▸ **DATA EXTRACT**
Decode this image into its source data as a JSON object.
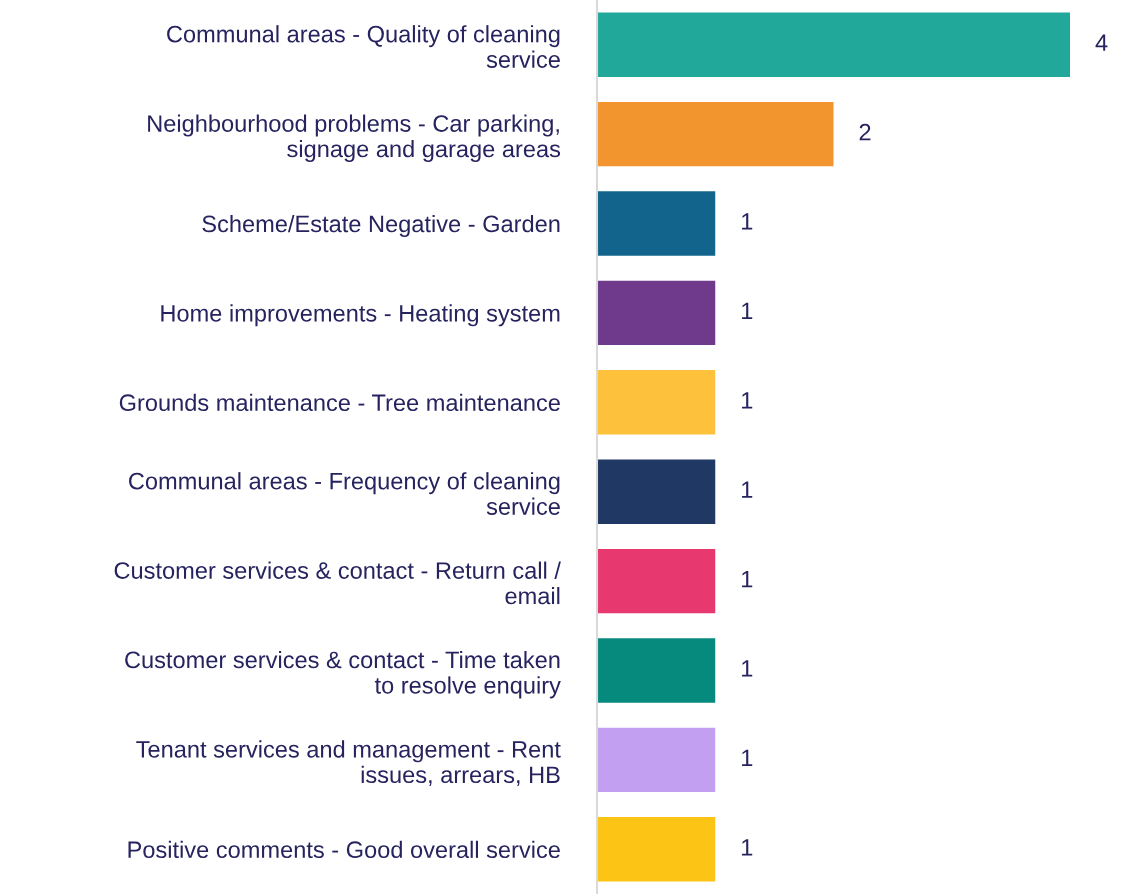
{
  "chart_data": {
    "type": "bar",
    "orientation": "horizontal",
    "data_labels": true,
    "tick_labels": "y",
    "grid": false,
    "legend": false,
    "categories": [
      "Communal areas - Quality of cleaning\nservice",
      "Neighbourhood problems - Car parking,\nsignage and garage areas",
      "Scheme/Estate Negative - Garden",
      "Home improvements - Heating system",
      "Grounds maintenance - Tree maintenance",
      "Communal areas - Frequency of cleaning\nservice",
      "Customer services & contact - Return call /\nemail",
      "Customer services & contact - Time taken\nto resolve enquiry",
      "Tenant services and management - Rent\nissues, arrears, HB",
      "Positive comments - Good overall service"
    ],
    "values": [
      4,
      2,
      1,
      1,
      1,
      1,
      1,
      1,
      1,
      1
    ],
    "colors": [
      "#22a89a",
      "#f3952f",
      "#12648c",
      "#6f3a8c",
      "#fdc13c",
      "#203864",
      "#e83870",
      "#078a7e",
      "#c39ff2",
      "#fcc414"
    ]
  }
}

* * *

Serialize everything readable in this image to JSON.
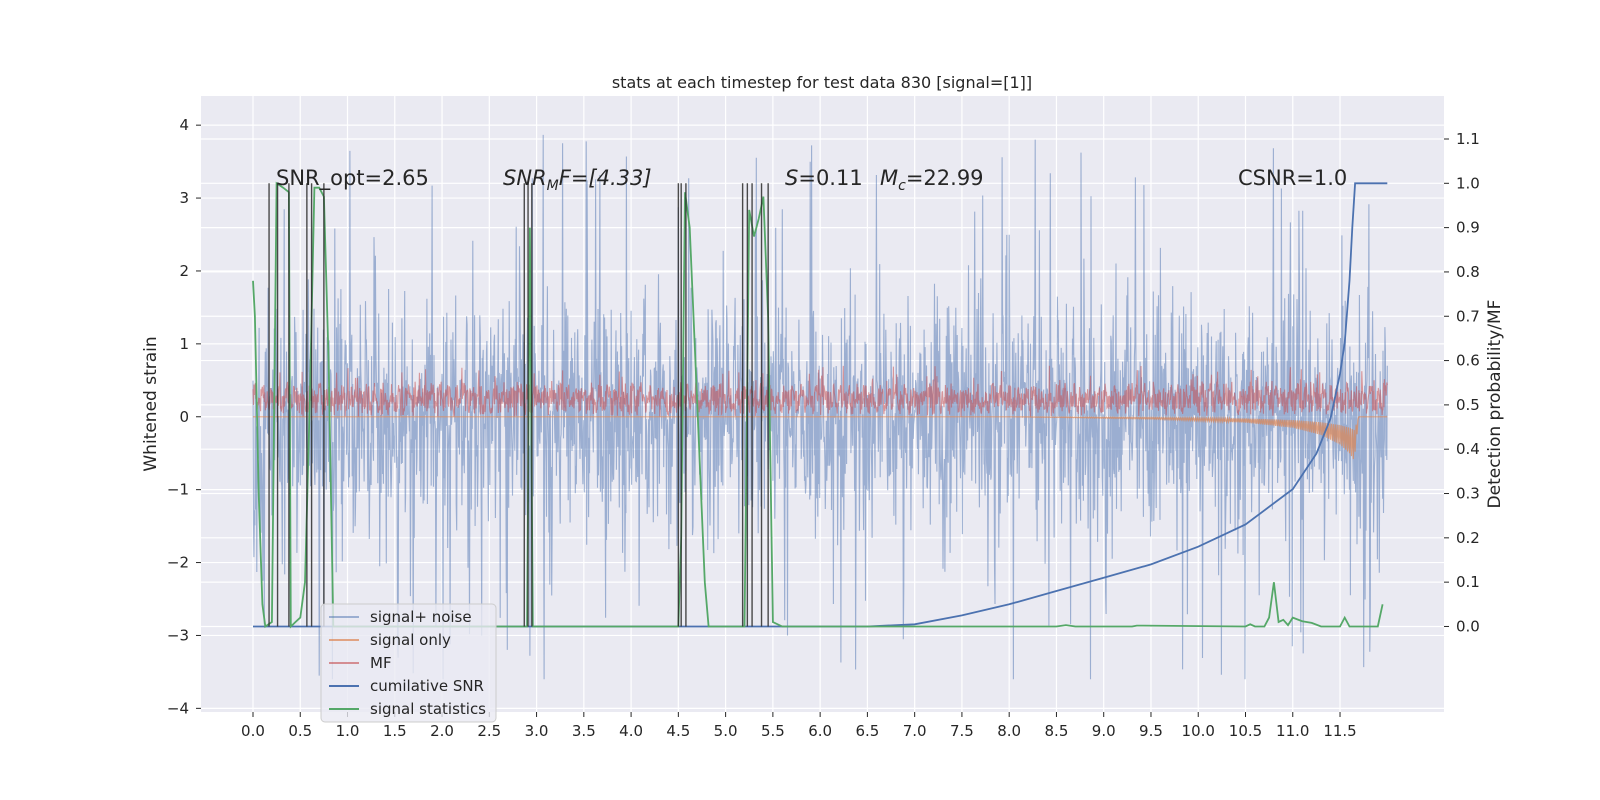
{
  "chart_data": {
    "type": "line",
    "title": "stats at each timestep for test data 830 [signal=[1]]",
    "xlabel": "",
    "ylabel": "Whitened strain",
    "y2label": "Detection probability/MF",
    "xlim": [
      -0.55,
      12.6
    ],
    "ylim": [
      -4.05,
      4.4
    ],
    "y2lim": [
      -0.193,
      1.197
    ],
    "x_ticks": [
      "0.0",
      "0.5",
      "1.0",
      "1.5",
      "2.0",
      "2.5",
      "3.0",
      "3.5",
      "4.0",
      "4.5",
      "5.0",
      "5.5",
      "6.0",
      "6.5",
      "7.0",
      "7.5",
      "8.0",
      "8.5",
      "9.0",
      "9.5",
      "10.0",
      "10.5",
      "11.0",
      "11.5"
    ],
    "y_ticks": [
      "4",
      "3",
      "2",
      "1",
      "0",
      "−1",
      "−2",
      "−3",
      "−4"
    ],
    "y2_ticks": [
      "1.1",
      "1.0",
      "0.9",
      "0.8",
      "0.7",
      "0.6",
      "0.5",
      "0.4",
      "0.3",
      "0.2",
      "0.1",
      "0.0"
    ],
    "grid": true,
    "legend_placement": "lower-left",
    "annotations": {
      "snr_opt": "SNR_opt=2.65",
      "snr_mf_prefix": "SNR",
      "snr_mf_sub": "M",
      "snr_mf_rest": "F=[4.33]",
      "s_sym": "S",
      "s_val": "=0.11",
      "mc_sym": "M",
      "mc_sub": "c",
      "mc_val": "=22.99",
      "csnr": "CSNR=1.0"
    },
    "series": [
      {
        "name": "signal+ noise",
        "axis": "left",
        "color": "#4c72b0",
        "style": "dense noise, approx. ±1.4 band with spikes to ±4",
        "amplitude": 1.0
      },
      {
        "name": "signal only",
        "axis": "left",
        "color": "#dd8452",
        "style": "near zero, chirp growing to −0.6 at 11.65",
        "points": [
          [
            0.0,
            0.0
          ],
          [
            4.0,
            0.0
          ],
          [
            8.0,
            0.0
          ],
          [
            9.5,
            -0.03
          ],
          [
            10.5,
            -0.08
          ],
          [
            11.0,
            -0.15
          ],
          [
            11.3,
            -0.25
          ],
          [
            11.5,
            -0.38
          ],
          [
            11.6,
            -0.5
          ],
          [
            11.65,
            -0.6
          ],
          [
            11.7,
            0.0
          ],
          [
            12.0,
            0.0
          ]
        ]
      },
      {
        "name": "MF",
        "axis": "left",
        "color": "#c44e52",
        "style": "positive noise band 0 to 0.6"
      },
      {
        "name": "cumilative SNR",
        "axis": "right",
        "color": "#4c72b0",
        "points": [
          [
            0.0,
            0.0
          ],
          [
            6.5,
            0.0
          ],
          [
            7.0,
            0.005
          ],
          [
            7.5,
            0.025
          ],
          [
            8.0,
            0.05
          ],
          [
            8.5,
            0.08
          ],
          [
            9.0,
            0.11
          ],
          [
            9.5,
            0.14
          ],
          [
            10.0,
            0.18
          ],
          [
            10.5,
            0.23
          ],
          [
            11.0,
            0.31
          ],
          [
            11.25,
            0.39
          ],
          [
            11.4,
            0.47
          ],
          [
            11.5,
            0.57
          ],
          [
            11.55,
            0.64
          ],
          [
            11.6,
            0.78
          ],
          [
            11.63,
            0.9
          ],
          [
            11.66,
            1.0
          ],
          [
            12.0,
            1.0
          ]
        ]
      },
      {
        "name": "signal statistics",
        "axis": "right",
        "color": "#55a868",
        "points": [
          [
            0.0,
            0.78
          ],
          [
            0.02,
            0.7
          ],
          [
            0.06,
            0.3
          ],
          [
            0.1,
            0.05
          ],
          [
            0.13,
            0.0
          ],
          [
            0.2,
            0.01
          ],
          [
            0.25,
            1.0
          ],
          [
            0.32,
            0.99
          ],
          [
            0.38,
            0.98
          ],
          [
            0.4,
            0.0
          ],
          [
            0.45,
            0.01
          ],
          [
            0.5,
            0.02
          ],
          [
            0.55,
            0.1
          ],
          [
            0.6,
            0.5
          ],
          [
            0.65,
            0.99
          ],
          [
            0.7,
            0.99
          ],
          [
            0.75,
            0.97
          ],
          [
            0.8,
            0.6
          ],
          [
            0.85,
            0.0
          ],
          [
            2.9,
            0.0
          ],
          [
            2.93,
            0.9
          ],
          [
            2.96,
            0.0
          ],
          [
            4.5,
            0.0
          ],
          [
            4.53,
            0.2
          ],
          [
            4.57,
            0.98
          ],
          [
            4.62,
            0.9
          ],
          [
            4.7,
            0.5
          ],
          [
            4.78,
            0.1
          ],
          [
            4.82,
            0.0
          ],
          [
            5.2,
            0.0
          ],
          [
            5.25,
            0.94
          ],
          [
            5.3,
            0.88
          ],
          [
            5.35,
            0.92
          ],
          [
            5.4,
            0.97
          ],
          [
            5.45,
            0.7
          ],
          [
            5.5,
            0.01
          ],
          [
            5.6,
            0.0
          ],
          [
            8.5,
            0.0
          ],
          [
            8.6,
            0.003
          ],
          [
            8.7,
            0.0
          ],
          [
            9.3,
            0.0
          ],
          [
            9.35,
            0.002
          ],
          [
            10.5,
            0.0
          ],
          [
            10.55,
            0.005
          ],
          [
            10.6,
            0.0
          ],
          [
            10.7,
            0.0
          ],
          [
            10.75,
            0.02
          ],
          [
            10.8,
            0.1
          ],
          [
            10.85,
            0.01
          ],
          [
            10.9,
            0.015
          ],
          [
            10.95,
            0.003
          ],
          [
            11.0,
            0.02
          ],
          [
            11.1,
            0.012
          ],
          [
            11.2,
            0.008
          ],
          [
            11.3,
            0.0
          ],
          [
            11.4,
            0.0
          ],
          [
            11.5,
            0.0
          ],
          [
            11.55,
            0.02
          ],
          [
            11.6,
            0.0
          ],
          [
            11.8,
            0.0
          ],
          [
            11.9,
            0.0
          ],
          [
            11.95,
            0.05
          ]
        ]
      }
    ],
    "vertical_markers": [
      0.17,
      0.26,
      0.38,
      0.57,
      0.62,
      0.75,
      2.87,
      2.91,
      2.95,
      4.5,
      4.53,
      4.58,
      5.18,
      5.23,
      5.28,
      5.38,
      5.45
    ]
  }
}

▸ **EXERCISE INSTRUCTIONS**
Identify and copy all lines with the word "Customer".

▸ **RESULT OF THIS TASK**
      "Customer services & contact - Return call /\nemail",
      "Customer services & contact - Time taken\nto resolve enquiry",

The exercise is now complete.